== DATA SUPPLIED
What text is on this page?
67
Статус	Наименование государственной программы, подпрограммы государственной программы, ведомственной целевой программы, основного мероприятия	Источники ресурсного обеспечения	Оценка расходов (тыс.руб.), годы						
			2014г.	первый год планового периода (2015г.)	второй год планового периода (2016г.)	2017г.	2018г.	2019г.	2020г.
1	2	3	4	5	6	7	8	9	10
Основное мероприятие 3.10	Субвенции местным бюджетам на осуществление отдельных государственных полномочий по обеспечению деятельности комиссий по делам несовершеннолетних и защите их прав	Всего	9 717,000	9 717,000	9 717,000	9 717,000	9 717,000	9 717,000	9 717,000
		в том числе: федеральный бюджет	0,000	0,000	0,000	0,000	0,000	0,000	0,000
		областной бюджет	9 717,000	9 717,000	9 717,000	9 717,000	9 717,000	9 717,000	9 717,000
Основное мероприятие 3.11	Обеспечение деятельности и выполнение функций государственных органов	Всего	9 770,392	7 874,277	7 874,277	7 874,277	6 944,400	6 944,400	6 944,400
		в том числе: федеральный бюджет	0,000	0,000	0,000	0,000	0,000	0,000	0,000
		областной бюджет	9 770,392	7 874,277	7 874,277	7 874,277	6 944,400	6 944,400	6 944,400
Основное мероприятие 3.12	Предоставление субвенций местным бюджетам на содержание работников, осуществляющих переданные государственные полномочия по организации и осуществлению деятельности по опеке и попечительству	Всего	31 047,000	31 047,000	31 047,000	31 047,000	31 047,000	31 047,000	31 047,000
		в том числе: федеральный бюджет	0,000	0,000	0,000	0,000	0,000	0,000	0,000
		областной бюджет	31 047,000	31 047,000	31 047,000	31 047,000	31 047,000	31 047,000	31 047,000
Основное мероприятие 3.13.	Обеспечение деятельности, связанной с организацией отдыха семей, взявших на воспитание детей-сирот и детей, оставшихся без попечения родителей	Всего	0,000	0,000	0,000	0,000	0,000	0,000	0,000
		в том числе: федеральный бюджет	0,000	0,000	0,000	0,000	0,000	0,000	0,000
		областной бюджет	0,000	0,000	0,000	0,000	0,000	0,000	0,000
====
- JOB -
Repeat every entry exactly, please.

- CORRECT ANSWER -
What text is on this page?
67
Статус	Наименование государственной программы, подпрограммы государственной программы, ведомственной целевой программы, основного мероприятия	Источники ресурсного обеспечения	Оценка расходов (тыс.руб.), годы						
			2014г.	первый год планового периода (2015г.)	второй год планового периода (2016г.)	2017г.	2018г.	2019г.	2020г.
1	2	3	4	5	6	7	8	9	10
Основное мероприятие 3.10	Субвенции местным бюджетам на осуществление отдельных государственных полномочий по обеспечению деятельности комиссий по делам несовершеннолетних и защите их прав	Всего	9 717,000	9 717,000	9 717,000	9 717,000	9 717,000	9 717,000	9 717,000
		в том числе: федеральный бюджет	0,000	0,000	0,000	0,000	0,000	0,000	0,000
		областной бюджет	9 717,000	9 717,000	9 717,000	9 717,000	9 717,000	9 717,000	9 717,000
Основное мероприятие 3.11	Обеспечение деятельности и выполнение функций государственных органов	Всего	9 770,392	7 874,277	7 874,277	7 874,277	6 944,400	6 944,400	6 944,400
		в том числе: федеральный бюджет	0,000	0,000	0,000	0,000	0,000	0,000	0,000
		областной бюджет	9 770,392	7 874,277	7 874,277	7 874,277	6 944,400	6 944,400	6 944,400
Основное мероприятие 3.12	Предоставление субвенций местным бюджетам на содержание работников, осуществляющих переданные государственные полномочия по организации и осуществлению деятельности по опеке и попечительству	Всего	31 047,000	31 047,000	31 047,000	31 047,000	31 047,000	31 047,000	31 047,000
		в том числе: федеральный бюджет	0,000	0,000	0,000	0,000	0,000	0,000	0,000
		областной бюджет	31 047,000	31 047,000	31 047,000	31 047,000	31 047,000	31 047,000	31 047,000
Основное мероприятие 3.13.	Обеспечение деятельности, связанной с организацией отдыха семей, взявших на воспитание детей-сирот и детей, оставшихся без попечения родителей	Всего	0,000	0,000	0,000	0,000	0,000	0,000	0,000
		в том числе: федеральный бюджет	0,000	0,000	0,000	0,000	0,000	0,000	0,000
		областной бюджет	0,000	0,000	0,000	0,000	0,000	0,000	0,000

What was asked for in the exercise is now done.